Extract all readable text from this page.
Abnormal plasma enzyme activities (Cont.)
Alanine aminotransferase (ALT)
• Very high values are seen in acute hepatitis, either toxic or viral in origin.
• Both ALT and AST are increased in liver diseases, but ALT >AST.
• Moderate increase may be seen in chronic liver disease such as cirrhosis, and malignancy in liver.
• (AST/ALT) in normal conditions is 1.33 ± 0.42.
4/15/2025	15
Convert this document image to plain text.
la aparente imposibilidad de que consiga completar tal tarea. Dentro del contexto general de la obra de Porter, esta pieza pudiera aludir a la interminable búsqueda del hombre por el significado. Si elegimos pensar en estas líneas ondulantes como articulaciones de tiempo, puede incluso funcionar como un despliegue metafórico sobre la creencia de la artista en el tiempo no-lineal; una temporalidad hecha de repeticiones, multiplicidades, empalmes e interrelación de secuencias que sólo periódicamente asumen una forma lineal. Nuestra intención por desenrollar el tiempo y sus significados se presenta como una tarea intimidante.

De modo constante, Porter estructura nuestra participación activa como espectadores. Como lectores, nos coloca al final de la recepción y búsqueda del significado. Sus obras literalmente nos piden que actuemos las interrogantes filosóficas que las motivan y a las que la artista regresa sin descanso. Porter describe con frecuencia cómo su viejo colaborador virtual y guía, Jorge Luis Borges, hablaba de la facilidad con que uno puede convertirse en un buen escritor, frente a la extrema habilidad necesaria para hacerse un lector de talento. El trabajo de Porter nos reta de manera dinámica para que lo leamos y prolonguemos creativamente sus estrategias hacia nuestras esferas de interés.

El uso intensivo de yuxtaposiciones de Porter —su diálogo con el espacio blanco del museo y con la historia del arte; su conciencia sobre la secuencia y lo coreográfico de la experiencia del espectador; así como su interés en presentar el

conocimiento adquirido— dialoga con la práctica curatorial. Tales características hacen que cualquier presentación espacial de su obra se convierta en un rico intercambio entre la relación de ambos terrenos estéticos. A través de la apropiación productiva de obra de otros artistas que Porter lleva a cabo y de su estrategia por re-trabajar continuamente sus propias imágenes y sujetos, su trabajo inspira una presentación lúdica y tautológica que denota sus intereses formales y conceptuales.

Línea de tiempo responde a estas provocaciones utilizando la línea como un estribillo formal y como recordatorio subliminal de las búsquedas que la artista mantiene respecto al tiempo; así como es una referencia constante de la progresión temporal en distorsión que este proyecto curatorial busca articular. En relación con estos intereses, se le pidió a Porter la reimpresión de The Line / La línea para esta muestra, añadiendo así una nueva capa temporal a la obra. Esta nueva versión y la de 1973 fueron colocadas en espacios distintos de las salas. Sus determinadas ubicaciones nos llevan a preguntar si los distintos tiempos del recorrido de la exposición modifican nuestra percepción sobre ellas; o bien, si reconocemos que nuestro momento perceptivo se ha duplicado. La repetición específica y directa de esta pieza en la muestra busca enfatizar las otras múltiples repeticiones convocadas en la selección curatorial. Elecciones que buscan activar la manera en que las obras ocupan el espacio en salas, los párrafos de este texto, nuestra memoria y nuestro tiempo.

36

WHAT YOU WILL DO => Set down the full listing once more, exactly as written.

EXERCISE OUTPUT =>
Extract all readable text from this page.
Abnormal plasma enzyme activities (Cont.)
Alanine aminotransferase (ALT)
• Very high values are seen in acute hepatitis, either toxic or viral in origin.
• Both ALT and AST are increased in liver diseases, but ALT >AST.
• Moderate increase may be seen in chronic liver disease such as cirrhosis, and malignancy in liver.
• (AST/ALT) in normal conditions is 1.33 ± 0.42.
4/15/2025	15
Convert this document image to plain text.
la aparente imposibilidad de que consiga completar tal tarea. Dentro del contexto general de la obra de Porter, esta pieza pudiera aludir a la interminable búsqueda del hombre por el significado. Si elegimos pensar en estas líneas ondulantes como articulaciones de tiempo, puede incluso funcionar como un despliegue metafórico sobre la creencia de la artista en el tiempo no-lineal; una temporalidad hecha de repeticiones, multiplicidades, empalmes e interrelación de secuencias que sólo periódicamente asumen una forma lineal. Nuestra intención por desenrollar el tiempo y sus significados se presenta como una tarea intimidante.

De modo constante, Porter estructura nuestra participación activa como espectadores. Como lectores, nos coloca al final de la recepción y búsqueda del significado. Sus obras literalmente nos piden que actuemos las interrogantes filosóficas que las motivan y a las que la artista regresa sin descanso. Porter describe con frecuencia cómo su viejo colaborador virtual y guía, Jorge Luis Borges, hablaba de la facilidad con que uno puede convertirse en un buen escritor, frente a la extrema habilidad necesaria para hacerse un lector de talento. El trabajo de Porter nos reta de manera dinámica para que lo leamos y prolonguemos creativamente sus estrategias hacia nuestras esferas de interés.

El uso intensivo de yuxtaposiciones de Porter —su diálogo con el espacio blanco del museo y con la historia del arte; su conciencia sobre la secuencia y lo coreográfico de la experiencia del espectador; así como su interés en presentar el

conocimiento adquirido— dialoga con la práctica curatorial. Tales características hacen que cualquier presentación espacial de su obra se convierta en un rico intercambio entre la relación de ambos terrenos estéticos. A través de la apropiación productiva de obra de otros artistas que Porter lleva a cabo y de su estrategia por re-trabajar continuamente sus propias imágenes y sujetos, su trabajo inspira una presentación lúdica y tautológica que denota sus intereses formales y conceptuales.

Línea de tiempo responde a estas provocaciones utilizando la línea como un estribillo formal y como recordatorio subliminal de las búsquedas que la artista mantiene respecto al tiempo; así como es una referencia constante de la progresión temporal en distorsión que este proyecto curatorial busca articular. En relación con estos intereses, se le pidió a Porter la reimpresión de The Line / La línea para esta muestra, añadiendo así una nueva capa temporal a la obra. Esta nueva versión y la de 1973 fueron colocadas en espacios distintos de las salas. Sus determinadas ubicaciones nos llevan a preguntar si los distintos tiempos del recorrido de la exposición modifican nuestra percepción sobre ellas; o bien, si reconocemos que nuestro momento perceptivo se ha duplicado. La repetición específica y directa de esta pieza en la muestra busca enfatizar las otras múltiples repeticiones convocadas en la selección curatorial. Elecciones que buscan activar la manera en que las obras ocupan el espacio en salas, los párrafos de este texto, nuestra memoria y nuestro tiempo.

36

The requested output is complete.